DATA PROVIDED —
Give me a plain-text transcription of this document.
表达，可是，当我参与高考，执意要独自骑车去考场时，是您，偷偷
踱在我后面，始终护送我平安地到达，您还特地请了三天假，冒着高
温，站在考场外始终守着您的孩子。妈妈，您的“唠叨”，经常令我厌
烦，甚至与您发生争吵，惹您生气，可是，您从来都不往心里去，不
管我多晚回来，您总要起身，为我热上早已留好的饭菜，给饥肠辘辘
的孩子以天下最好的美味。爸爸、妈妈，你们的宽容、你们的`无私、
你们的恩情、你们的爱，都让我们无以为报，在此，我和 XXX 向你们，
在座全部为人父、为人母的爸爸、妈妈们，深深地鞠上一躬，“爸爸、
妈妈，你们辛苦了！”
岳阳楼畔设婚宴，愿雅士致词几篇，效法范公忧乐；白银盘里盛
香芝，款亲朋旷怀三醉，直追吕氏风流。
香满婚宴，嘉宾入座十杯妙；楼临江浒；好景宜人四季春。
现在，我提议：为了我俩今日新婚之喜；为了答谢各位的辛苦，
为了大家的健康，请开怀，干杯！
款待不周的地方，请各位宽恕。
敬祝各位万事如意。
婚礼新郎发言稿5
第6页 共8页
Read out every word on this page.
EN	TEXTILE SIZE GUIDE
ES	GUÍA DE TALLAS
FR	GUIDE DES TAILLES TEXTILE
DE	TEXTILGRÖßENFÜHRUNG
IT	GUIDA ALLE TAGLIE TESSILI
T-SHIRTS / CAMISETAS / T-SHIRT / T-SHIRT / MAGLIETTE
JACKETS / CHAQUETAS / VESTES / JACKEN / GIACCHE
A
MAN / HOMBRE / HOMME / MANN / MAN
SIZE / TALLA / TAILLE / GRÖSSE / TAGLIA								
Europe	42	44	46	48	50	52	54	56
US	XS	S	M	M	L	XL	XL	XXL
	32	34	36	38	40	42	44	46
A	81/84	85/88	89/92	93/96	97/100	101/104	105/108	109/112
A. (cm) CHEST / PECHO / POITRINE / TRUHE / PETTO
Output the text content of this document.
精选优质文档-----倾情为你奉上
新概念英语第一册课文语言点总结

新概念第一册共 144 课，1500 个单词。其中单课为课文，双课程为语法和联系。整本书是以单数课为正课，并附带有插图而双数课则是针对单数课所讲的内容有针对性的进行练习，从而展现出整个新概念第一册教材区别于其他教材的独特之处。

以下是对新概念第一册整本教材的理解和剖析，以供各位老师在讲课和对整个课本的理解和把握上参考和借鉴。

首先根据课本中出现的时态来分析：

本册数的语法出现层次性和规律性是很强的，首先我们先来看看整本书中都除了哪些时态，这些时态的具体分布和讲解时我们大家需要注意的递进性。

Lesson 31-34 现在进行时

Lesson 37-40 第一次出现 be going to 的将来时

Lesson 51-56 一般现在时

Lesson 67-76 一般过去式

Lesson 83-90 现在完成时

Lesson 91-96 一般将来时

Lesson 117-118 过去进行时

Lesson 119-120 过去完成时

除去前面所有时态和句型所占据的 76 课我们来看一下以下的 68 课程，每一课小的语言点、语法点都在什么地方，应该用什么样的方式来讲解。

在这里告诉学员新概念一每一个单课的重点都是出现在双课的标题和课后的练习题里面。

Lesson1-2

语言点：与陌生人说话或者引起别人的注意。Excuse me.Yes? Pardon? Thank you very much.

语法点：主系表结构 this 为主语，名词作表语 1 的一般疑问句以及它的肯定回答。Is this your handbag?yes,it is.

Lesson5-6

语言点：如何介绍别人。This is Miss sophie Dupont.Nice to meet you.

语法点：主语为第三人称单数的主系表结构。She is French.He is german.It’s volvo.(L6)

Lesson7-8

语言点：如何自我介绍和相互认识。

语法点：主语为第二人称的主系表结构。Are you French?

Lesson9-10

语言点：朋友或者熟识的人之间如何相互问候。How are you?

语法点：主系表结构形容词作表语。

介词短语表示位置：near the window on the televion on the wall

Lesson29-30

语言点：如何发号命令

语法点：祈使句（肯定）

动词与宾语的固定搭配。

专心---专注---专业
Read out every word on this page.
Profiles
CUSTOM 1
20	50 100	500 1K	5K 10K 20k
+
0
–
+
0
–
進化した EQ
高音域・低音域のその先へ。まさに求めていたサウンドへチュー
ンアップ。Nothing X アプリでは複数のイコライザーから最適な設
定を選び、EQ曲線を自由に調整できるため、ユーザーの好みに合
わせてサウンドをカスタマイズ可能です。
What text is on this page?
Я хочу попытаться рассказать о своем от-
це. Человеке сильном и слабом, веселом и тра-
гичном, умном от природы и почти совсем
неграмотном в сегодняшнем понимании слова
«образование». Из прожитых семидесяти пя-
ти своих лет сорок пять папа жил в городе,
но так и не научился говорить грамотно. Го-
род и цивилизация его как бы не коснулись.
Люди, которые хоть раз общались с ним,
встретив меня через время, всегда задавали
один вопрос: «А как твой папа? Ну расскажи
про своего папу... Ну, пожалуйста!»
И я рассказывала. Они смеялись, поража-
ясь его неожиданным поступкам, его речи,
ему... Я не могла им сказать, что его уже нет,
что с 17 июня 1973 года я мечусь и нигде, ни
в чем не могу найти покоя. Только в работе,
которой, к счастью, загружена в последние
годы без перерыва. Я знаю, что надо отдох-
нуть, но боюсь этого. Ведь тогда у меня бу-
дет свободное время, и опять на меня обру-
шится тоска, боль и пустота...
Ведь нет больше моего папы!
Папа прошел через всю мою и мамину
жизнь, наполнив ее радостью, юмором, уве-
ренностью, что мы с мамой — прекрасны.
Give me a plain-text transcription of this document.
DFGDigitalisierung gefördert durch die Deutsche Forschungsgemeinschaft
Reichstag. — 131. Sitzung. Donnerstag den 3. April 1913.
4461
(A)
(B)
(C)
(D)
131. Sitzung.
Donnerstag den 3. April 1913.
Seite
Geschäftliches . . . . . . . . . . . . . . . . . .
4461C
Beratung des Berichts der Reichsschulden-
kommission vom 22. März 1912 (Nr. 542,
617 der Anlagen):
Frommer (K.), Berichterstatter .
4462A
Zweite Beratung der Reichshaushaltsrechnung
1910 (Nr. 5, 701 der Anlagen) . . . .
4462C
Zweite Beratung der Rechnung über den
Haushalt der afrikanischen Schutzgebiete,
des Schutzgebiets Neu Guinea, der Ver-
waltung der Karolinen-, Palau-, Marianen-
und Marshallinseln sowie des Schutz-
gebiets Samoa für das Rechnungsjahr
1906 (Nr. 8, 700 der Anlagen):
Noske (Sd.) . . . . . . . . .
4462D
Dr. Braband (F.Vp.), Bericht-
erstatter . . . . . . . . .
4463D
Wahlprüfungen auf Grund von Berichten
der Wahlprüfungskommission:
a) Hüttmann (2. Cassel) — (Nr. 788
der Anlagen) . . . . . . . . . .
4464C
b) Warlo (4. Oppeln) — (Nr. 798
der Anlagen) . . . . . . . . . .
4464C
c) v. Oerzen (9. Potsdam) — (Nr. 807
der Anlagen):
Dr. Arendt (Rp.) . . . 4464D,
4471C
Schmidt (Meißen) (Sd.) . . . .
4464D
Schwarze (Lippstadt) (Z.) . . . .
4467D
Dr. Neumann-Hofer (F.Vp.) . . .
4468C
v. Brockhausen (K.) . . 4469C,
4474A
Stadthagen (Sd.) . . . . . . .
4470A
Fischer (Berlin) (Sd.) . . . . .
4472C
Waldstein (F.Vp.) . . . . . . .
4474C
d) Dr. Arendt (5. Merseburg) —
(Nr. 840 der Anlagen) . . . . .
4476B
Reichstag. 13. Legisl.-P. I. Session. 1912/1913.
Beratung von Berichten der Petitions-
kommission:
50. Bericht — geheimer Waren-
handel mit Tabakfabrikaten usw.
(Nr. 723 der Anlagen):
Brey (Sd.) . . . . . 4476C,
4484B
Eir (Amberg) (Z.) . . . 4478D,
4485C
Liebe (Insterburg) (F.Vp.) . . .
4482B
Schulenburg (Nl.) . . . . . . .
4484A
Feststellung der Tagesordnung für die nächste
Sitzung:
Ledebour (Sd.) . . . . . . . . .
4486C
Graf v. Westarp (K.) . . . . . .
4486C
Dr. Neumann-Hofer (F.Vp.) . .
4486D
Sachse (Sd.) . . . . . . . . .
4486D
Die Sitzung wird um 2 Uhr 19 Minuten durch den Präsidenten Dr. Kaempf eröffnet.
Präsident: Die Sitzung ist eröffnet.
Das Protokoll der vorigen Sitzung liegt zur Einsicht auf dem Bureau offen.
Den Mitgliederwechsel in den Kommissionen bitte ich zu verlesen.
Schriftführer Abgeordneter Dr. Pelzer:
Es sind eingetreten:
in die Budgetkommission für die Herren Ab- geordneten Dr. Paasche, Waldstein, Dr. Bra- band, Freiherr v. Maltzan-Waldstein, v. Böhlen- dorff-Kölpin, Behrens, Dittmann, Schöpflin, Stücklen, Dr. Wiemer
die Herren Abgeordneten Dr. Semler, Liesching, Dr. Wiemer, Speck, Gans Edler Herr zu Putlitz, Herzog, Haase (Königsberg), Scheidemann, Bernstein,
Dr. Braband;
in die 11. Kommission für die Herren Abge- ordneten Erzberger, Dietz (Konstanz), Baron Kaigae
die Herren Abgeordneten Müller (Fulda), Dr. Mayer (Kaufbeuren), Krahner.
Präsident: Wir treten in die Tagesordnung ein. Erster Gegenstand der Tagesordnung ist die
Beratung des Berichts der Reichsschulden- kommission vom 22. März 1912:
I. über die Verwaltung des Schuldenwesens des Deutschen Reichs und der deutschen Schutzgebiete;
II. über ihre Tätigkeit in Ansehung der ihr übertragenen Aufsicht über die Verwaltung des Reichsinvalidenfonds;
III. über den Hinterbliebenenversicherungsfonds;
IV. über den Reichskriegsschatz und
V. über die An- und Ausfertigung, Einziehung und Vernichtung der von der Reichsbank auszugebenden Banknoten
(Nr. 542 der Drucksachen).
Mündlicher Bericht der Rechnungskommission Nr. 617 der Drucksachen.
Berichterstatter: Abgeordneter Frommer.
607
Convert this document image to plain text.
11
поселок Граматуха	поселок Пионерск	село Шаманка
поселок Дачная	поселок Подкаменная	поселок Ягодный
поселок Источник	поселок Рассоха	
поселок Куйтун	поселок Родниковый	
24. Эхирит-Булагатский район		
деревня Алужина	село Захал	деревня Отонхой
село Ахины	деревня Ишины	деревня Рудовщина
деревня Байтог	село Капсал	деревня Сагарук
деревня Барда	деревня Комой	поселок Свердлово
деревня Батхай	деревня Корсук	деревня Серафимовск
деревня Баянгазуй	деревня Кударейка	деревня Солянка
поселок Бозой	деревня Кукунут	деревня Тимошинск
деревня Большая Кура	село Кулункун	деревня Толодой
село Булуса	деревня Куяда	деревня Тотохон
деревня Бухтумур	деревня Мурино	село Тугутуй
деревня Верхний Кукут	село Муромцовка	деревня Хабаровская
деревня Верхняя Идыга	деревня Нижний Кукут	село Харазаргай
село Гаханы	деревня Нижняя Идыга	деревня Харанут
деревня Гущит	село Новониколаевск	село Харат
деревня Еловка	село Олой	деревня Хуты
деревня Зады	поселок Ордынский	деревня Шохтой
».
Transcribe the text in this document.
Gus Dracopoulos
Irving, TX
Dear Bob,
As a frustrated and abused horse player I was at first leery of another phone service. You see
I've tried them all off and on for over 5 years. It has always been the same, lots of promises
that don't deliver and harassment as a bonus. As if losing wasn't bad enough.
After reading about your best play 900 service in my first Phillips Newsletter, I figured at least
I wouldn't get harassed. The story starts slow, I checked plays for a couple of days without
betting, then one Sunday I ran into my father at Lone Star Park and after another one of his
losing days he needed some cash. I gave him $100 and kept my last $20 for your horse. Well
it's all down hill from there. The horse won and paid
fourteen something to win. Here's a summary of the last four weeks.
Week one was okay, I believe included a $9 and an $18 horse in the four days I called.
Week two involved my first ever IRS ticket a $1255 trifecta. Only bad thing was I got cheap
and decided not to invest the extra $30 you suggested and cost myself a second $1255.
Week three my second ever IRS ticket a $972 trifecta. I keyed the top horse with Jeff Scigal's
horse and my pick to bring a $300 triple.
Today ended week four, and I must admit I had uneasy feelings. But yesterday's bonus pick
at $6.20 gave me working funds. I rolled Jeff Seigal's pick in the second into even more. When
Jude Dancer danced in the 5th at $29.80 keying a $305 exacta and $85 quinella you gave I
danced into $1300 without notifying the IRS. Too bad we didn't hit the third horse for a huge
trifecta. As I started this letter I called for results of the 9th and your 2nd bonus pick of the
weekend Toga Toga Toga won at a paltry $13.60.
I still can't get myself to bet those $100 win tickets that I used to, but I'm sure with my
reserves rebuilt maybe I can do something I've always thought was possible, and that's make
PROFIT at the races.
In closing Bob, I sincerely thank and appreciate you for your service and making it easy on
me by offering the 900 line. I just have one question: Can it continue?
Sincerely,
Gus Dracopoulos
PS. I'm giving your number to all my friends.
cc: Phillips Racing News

TASK BRIEF — Using the listing above, say how many of its lines contain the string "über", giving nothing but the figure.

WRITTEN ANSWER — 6